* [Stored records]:
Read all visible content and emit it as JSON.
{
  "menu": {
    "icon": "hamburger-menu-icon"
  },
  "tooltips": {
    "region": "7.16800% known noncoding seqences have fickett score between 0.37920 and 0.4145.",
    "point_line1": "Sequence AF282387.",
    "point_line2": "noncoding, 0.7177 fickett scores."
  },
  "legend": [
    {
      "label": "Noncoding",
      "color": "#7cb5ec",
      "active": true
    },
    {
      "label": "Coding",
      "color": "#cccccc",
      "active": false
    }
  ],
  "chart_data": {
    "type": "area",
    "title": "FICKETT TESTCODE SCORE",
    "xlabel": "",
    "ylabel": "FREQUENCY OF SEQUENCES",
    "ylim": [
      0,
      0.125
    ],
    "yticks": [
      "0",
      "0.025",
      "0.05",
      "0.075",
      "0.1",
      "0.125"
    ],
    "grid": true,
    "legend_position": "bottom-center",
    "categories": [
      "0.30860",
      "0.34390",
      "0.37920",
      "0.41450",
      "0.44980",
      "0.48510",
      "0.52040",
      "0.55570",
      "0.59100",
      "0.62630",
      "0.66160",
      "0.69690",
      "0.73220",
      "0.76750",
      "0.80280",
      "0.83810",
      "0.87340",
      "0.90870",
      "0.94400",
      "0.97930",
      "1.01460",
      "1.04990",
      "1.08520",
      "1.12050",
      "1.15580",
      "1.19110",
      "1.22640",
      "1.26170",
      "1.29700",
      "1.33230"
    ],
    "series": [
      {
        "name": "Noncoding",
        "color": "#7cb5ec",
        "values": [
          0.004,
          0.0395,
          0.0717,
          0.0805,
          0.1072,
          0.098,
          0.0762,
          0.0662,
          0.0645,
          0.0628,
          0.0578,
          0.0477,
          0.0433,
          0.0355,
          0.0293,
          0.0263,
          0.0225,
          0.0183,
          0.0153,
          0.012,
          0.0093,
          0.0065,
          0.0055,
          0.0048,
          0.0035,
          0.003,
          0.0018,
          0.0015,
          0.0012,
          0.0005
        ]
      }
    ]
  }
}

* [WHAT THE EXERCISE ASKS]: Output the complete data exactly as written.

* [CORRECT ANSWER]:
Read all visible content and emit it as JSON.
{
  "menu": {
    "icon": "hamburger-menu-icon"
  },
  "tooltips": {
    "region": "7.16800% known noncoding seqences have fickett score between 0.37920 and 0.4145.",
    "point_line1": "Sequence AF282387.",
    "point_line2": "noncoding, 0.7177 fickett scores."
  },
  "legend": [
    {
      "label": "Noncoding",
      "color": "#7cb5ec",
      "active": true
    },
    {
      "label": "Coding",
      "color": "#cccccc",
      "active": false
    }
  ],
  "chart_data": {
    "type": "area",
    "title": "FICKETT TESTCODE SCORE",
    "xlabel": "",
    "ylabel": "FREQUENCY OF SEQUENCES",
    "ylim": [
      0,
      0.125
    ],
    "yticks": [
      "0",
      "0.025",
      "0.05",
      "0.075",
      "0.1",
      "0.125"
    ],
    "grid": true,
    "legend_position": "bottom-center",
    "categories": [
      "0.30860",
      "0.34390",
      "0.37920",
      "0.41450",
      "0.44980",
      "0.48510",
      "0.52040",
      "0.55570",
      "0.59100",
      "0.62630",
      "0.66160",
      "0.69690",
      "0.73220",
      "0.76750",
      "0.80280",
      "0.83810",
      "0.87340",
      "0.90870",
      "0.94400",
      "0.97930",
      "1.01460",
      "1.04990",
      "1.08520",
      "1.12050",
      "1.15580",
      "1.19110",
      "1.22640",
      "1.26170",
      "1.29700",
      "1.33230"
    ],
    "series": [
      {
        "name": "Noncoding",
        "color": "#7cb5ec",
        "values": [
          0.004,
          0.0395,
          0.0717,
          0.0805,
          0.1072,
          0.098,
          0.0762,
          0.0662,
          0.0645,
          0.0628,
          0.0578,
          0.0477,
          0.0433,
          0.0355,
          0.0293,
          0.0263,
          0.0225,
          0.0183,
          0.0153,
          0.012,
          0.0093,
          0.0065,
          0.0055,
          0.0048,
          0.0035,
          0.003,
          0.0018,
          0.0015,
          0.0012,
          0.0005
        ]
      }
    ]
  }
}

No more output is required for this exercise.